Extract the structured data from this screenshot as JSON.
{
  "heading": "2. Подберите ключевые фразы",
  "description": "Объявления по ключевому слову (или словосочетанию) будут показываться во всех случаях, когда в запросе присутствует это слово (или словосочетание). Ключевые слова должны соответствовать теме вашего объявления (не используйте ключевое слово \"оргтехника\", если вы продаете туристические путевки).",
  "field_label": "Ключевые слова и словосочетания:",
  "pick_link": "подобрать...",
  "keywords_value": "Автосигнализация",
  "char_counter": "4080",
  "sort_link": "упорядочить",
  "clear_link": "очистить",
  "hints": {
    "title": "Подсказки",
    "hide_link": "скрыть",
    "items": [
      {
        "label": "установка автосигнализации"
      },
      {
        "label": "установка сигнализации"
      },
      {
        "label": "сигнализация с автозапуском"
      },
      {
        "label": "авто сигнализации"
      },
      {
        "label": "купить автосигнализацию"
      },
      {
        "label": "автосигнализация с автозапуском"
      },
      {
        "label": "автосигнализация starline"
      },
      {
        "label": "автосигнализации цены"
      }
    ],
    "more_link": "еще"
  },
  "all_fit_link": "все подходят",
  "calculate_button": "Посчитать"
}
※
From the records above, extract each line exactly as shown.

Extract the structured data from this screenshot as JSON.
{
  "heading": "2. Подберите ключевые фразы",
  "description": "Объявления по ключевому слову (или словосочетанию) будут показываться во всех случаях, когда в запросе присутствует это слово (или словосочетание). Ключевые слова должны соответствовать теме вашего объявления (не используйте ключевое слово \"оргтехника\", если вы продаете туристические путевки).",
  "field_label": "Ключевые слова и словосочетания:",
  "pick_link": "подобрать...",
  "keywords_value": "Автосигнализация",
  "char_counter": "4080",
  "sort_link": "упорядочить",
  "clear_link": "очистить",
  "hints": {
    "title": "Подсказки",
    "hide_link": "скрыть",
    "items": [
      {
        "label": "установка автосигнализации"
      },
      {
        "label": "установка сигнализации"
      },
      {
        "label": "сигнализация с автозапуском"
      },
      {
        "label": "авто сигнализации"
      },
      {
        "label": "купить автосигнализацию"
      },
      {
        "label": "автосигнализация с автозапуском"
      },
      {
        "label": "автосигнализация starline"
      },
      {
        "label": "автосигнализации цены"
      }
    ],
    "more_link": "еще"
  },
  "all_fit_link": "все подходят",
  "calculate_button": "Посчитать"
}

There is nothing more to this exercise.